* [SUPPLIED ENTRIES]:

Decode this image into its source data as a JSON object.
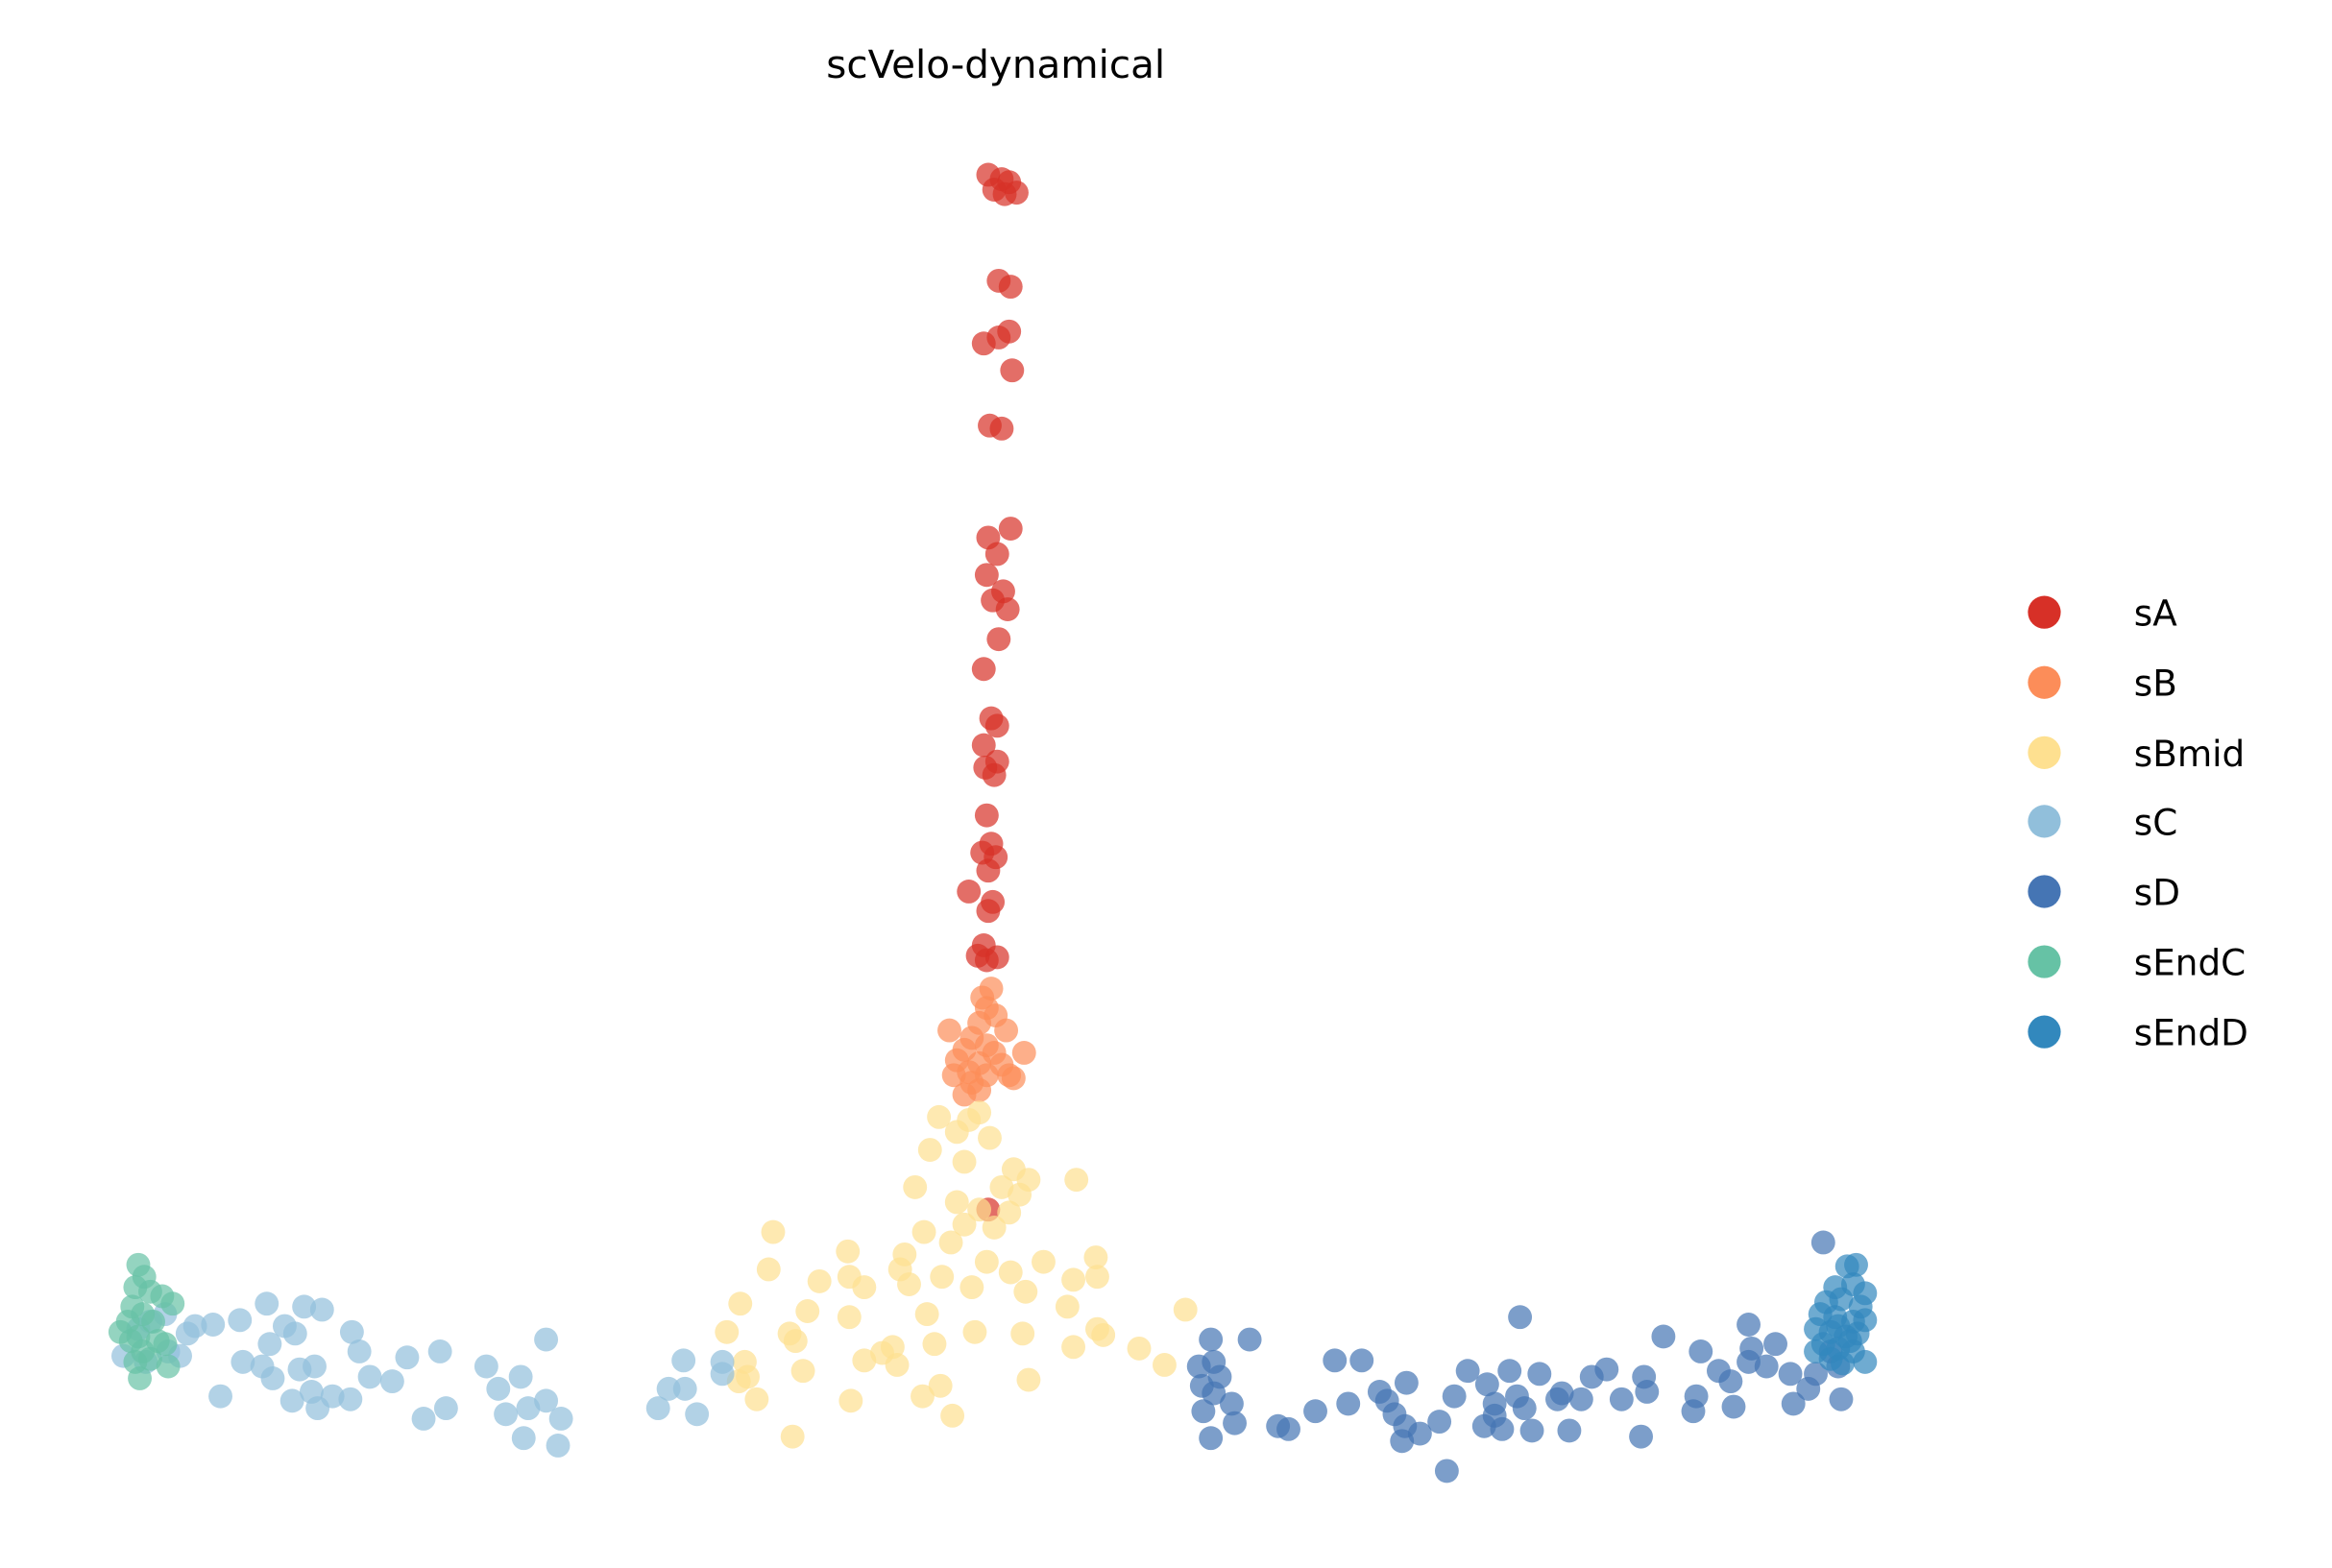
{
  "chart_data": {
    "type": "scatter",
    "title": "scVelo-dynamical",
    "xlabel": "",
    "ylabel": "",
    "xlim": [
      -66,
      90
    ],
    "ylim": [
      -9,
      96
    ],
    "grid": false,
    "axes_visible": false,
    "legend_placement": "right",
    "series": [
      {
        "name": "sA",
        "color": "#d73027",
        "points": [
          [
            0.1,
            84.3
          ],
          [
            1.0,
            84.0
          ],
          [
            1.5,
            83.8
          ],
          [
            0.5,
            83.3
          ],
          [
            1.2,
            83.0
          ],
          [
            2.0,
            83.1
          ],
          [
            0.8,
            77.2
          ],
          [
            1.6,
            76.8
          ],
          [
            0.8,
            73.4
          ],
          [
            1.5,
            73.8
          ],
          [
            -0.2,
            73.0
          ],
          [
            1.7,
            71.2
          ],
          [
            0.2,
            67.5
          ],
          [
            1.0,
            67.3
          ],
          [
            0.1,
            60.0
          ],
          [
            1.6,
            60.6
          ],
          [
            0.7,
            58.9
          ],
          [
            0.0,
            57.5
          ],
          [
            1.1,
            56.4
          ],
          [
            0.4,
            55.8
          ],
          [
            1.4,
            55.2
          ],
          [
            0.8,
            53.2
          ],
          [
            -0.2,
            51.2
          ],
          [
            0.3,
            47.9
          ],
          [
            0.7,
            47.4
          ],
          [
            -0.2,
            46.1
          ],
          [
            0.7,
            45.0
          ],
          [
            -0.1,
            44.6
          ],
          [
            0.5,
            44.1
          ],
          [
            0.0,
            41.4
          ],
          [
            0.3,
            39.5
          ],
          [
            -0.3,
            38.9
          ],
          [
            0.6,
            38.6
          ],
          [
            0.1,
            37.7
          ],
          [
            -1.2,
            36.3
          ],
          [
            0.4,
            35.6
          ],
          [
            0.1,
            35.0
          ],
          [
            -0.2,
            32.7
          ],
          [
            -0.6,
            32.0
          ],
          [
            0.0,
            31.7
          ],
          [
            0.7,
            31.9
          ],
          [
            0.1,
            15.0
          ]
        ]
      },
      {
        "name": "sB",
        "color": "#fc8d59",
        "points": [
          [
            0.3,
            29.8
          ],
          [
            -0.3,
            29.2
          ],
          [
            0.0,
            28.5
          ],
          [
            0.6,
            28.0
          ],
          [
            -0.5,
            27.5
          ],
          [
            -2.5,
            27.0
          ],
          [
            1.3,
            27.0
          ],
          [
            -1.0,
            26.5
          ],
          [
            0.0,
            26.0
          ],
          [
            -1.5,
            25.7
          ],
          [
            0.5,
            25.5
          ],
          [
            2.5,
            25.5
          ],
          [
            -2.0,
            25.0
          ],
          [
            -0.5,
            24.8
          ],
          [
            1.0,
            24.7
          ],
          [
            -1.2,
            24.2
          ],
          [
            -2.2,
            24.0
          ],
          [
            0.0,
            24.0
          ],
          [
            1.5,
            24.0
          ],
          [
            -1.0,
            23.5
          ],
          [
            -0.5,
            23.0
          ],
          [
            -1.5,
            22.7
          ],
          [
            1.8,
            23.8
          ]
        ]
      },
      {
        "name": "sBmid",
        "color": "#fee090",
        "points": [
          [
            -3.2,
            21.2
          ],
          [
            -1.2,
            21.0
          ],
          [
            -0.5,
            21.5
          ],
          [
            -2.0,
            20.2
          ],
          [
            0.2,
            19.8
          ],
          [
            -3.8,
            19.0
          ],
          [
            -1.5,
            18.2
          ],
          [
            1.8,
            17.7
          ],
          [
            2.8,
            17.0
          ],
          [
            6.0,
            17.0
          ],
          [
            1.0,
            16.5
          ],
          [
            -4.8,
            16.5
          ],
          [
            2.2,
            16.0
          ],
          [
            -2.0,
            15.5
          ],
          [
            -0.5,
            15.0
          ],
          [
            1.5,
            14.8
          ],
          [
            0.5,
            13.8
          ],
          [
            -1.5,
            14.0
          ],
          [
            -4.2,
            13.5
          ],
          [
            -2.4,
            12.8
          ],
          [
            -5.5,
            12.0
          ],
          [
            -9.3,
            12.2
          ],
          [
            -14.3,
            13.5
          ],
          [
            3.8,
            11.5
          ],
          [
            7.3,
            11.8
          ],
          [
            -5.8,
            11.0
          ],
          [
            -3.0,
            10.5
          ],
          [
            0.0,
            11.5
          ],
          [
            -14.6,
            11.0
          ],
          [
            -11.2,
            10.2
          ],
          [
            -9.2,
            10.5
          ],
          [
            -8.2,
            9.8
          ],
          [
            1.6,
            10.8
          ],
          [
            5.8,
            10.3
          ],
          [
            7.4,
            10.5
          ],
          [
            -16.5,
            8.7
          ],
          [
            -12.0,
            8.2
          ],
          [
            -9.2,
            7.8
          ],
          [
            -4.0,
            8.0
          ],
          [
            -1.0,
            9.8
          ],
          [
            2.6,
            9.5
          ],
          [
            5.4,
            8.5
          ],
          [
            13.3,
            8.3
          ],
          [
            -17.4,
            6.8
          ],
          [
            -13.2,
            6.7
          ],
          [
            -12.8,
            6.2
          ],
          [
            -6.3,
            5.8
          ],
          [
            -3.5,
            6.0
          ],
          [
            -0.8,
            6.8
          ],
          [
            2.4,
            6.7
          ],
          [
            7.4,
            7.0
          ],
          [
            7.8,
            6.6
          ],
          [
            5.8,
            5.8
          ],
          [
            10.2,
            5.7
          ],
          [
            11.9,
            4.6
          ],
          [
            -8.2,
            4.9
          ],
          [
            -7.0,
            5.4
          ],
          [
            -6.0,
            4.6
          ],
          [
            -12.3,
            4.2
          ],
          [
            -16.2,
            4.8
          ],
          [
            -16.0,
            3.8
          ],
          [
            2.8,
            3.6
          ],
          [
            -3.1,
            3.2
          ],
          [
            -4.3,
            2.5
          ],
          [
            -15.4,
            2.3
          ],
          [
            -9.1,
            2.2
          ],
          [
            -2.3,
            1.2
          ],
          [
            -13.0,
            -0.2
          ],
          [
            -16.6,
            3.5
          ],
          [
            -5.2,
            10.0
          ]
        ]
      },
      {
        "name": "sC",
        "color": "#91bfdb",
        "points": [
          [
            -56.8,
            7.0
          ],
          [
            -56.0,
            7.5
          ],
          [
            -55.0,
            8.0
          ],
          [
            -53.5,
            6.7
          ],
          [
            -53.0,
            7.2
          ],
          [
            -51.8,
            7.3
          ],
          [
            -50.0,
            7.6
          ],
          [
            -48.2,
            8.7
          ],
          [
            -47.0,
            7.2
          ],
          [
            -45.7,
            8.5
          ],
          [
            -44.5,
            8.3
          ],
          [
            -42.5,
            6.8
          ],
          [
            -46.3,
            6.7
          ],
          [
            -48.0,
            6.0
          ],
          [
            -49.8,
            4.8
          ],
          [
            -48.5,
            4.5
          ],
          [
            -46.0,
            4.3
          ],
          [
            -45.0,
            4.5
          ],
          [
            -42.0,
            5.5
          ],
          [
            -38.8,
            5.1
          ],
          [
            -36.6,
            5.5
          ],
          [
            -33.5,
            4.5
          ],
          [
            -31.2,
            3.8
          ],
          [
            -29.5,
            6.3
          ],
          [
            -47.8,
            3.7
          ],
          [
            -41.3,
            3.8
          ],
          [
            -39.8,
            3.5
          ],
          [
            -45.2,
            2.8
          ],
          [
            -43.8,
            2.5
          ],
          [
            -42.6,
            2.3
          ],
          [
            -46.5,
            2.2
          ],
          [
            -51.3,
            2.5
          ],
          [
            -44.8,
            1.7
          ],
          [
            -36.2,
            1.7
          ],
          [
            -37.7,
            1.0
          ],
          [
            -32.7,
            3.0
          ],
          [
            -32.2,
            1.3
          ],
          [
            -30.7,
            1.7
          ],
          [
            -29.5,
            2.2
          ],
          [
            -28.5,
            1.0
          ],
          [
            -31.0,
            -0.3
          ],
          [
            -28.7,
            -0.8
          ],
          [
            -20.3,
            4.9
          ],
          [
            -21.3,
            3.0
          ],
          [
            -22.0,
            1.7
          ],
          [
            -20.2,
            3.0
          ],
          [
            -19.4,
            1.3
          ],
          [
            -17.7,
            4.8
          ],
          [
            -17.7,
            4.0
          ],
          [
            -54.8,
            5.5
          ],
          [
            -54.0,
            5.2
          ],
          [
            -57.8,
            5.2
          ],
          [
            -56.3,
            4.8
          ]
        ]
      },
      {
        "name": "sD",
        "color": "#4575b4",
        "points": [
          [
            17.6,
            6.3
          ],
          [
            15.0,
            6.3
          ],
          [
            15.2,
            4.8
          ],
          [
            14.2,
            4.5
          ],
          [
            15.6,
            3.8
          ],
          [
            14.4,
            3.2
          ],
          [
            15.2,
            2.7
          ],
          [
            16.4,
            2.0
          ],
          [
            14.5,
            1.5
          ],
          [
            16.6,
            0.7
          ],
          [
            15.0,
            -0.3
          ],
          [
            19.5,
            0.5
          ],
          [
            20.2,
            0.3
          ],
          [
            22.0,
            1.5
          ],
          [
            23.3,
            4.9
          ],
          [
            25.1,
            4.9
          ],
          [
            24.2,
            2.0
          ],
          [
            26.3,
            2.8
          ],
          [
            28.1,
            3.4
          ],
          [
            26.8,
            2.2
          ],
          [
            27.3,
            1.3
          ],
          [
            28.0,
            0.5
          ],
          [
            27.8,
            -0.5
          ],
          [
            29.0,
            0.0
          ],
          [
            30.3,
            0.8
          ],
          [
            30.8,
            -2.5
          ],
          [
            31.3,
            2.5
          ],
          [
            32.2,
            4.2
          ],
          [
            33.5,
            3.3
          ],
          [
            34.0,
            2.0
          ],
          [
            35.0,
            4.2
          ],
          [
            34.0,
            1.2
          ],
          [
            33.3,
            0.5
          ],
          [
            34.5,
            0.3
          ],
          [
            35.5,
            2.5
          ],
          [
            36.0,
            1.7
          ],
          [
            37.0,
            4.0
          ],
          [
            36.5,
            0.2
          ],
          [
            35.7,
            7.8
          ],
          [
            39.0,
            0.2
          ],
          [
            38.2,
            2.3
          ],
          [
            38.5,
            2.7
          ],
          [
            39.8,
            2.3
          ],
          [
            40.5,
            3.8
          ],
          [
            41.5,
            4.3
          ],
          [
            42.5,
            2.3
          ],
          [
            44.0,
            3.8
          ],
          [
            44.2,
            2.8
          ],
          [
            43.8,
            -0.2
          ],
          [
            45.3,
            6.5
          ],
          [
            47.3,
            1.5
          ],
          [
            47.5,
            2.5
          ],
          [
            47.8,
            5.5
          ],
          [
            49.0,
            4.2
          ],
          [
            50.0,
            1.8
          ],
          [
            49.8,
            3.5
          ],
          [
            51.0,
            4.8
          ],
          [
            51.2,
            5.7
          ],
          [
            51.0,
            7.3
          ],
          [
            52.8,
            6.0
          ],
          [
            52.2,
            4.5
          ],
          [
            54.0,
            2.0
          ],
          [
            53.8,
            4.0
          ],
          [
            55.0,
            3.0
          ],
          [
            55.5,
            4.0
          ],
          [
            56.0,
            12.8
          ],
          [
            57.0,
            4.5
          ],
          [
            57.2,
            2.3
          ],
          [
            56.5,
            5.5
          ]
        ]
      },
      {
        "name": "sEndC",
        "color": "#66c2a5",
        "points": [
          [
            -56.8,
            11.3
          ],
          [
            -56.4,
            10.5
          ],
          [
            -57.0,
            9.8
          ],
          [
            -56.0,
            9.5
          ],
          [
            -55.2,
            9.2
          ],
          [
            -54.5,
            8.7
          ],
          [
            -57.2,
            8.5
          ],
          [
            -56.5,
            8.0
          ],
          [
            -57.5,
            7.5
          ],
          [
            -55.8,
            7.5
          ],
          [
            -58.0,
            6.8
          ],
          [
            -56.8,
            6.5
          ],
          [
            -55.5,
            6.2
          ],
          [
            -55.0,
            6.0
          ],
          [
            -56.5,
            5.5
          ],
          [
            -54.8,
            4.5
          ],
          [
            -57.0,
            4.8
          ],
          [
            -56.0,
            5.0
          ],
          [
            -56.7,
            3.7
          ],
          [
            -57.3,
            6.2
          ]
        ]
      },
      {
        "name": "sEndD",
        "color": "#3288bd",
        "points": [
          [
            57.6,
            11.2
          ],
          [
            58.2,
            11.3
          ],
          [
            56.8,
            9.8
          ],
          [
            58.0,
            10.0
          ],
          [
            58.8,
            9.4
          ],
          [
            56.2,
            8.8
          ],
          [
            57.2,
            9.0
          ],
          [
            58.5,
            8.5
          ],
          [
            55.8,
            8.0
          ],
          [
            56.8,
            7.8
          ],
          [
            58.0,
            7.5
          ],
          [
            58.8,
            7.6
          ],
          [
            55.5,
            7.0
          ],
          [
            56.5,
            6.8
          ],
          [
            57.5,
            6.5
          ],
          [
            58.3,
            6.7
          ],
          [
            56.0,
            6.0
          ],
          [
            57.0,
            5.7
          ],
          [
            58.0,
            5.5
          ],
          [
            58.8,
            4.8
          ],
          [
            56.5,
            5.0
          ],
          [
            57.3,
            4.7
          ],
          [
            55.5,
            5.5
          ],
          [
            57.8,
            6.2
          ],
          [
            57.0,
            7.2
          ]
        ]
      }
    ]
  }
}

* [WHAT YOU NEED TO DO]:
Tally the lines above containing "name". Answer with the count only.

* [PROBLEM SOLUTION]:
7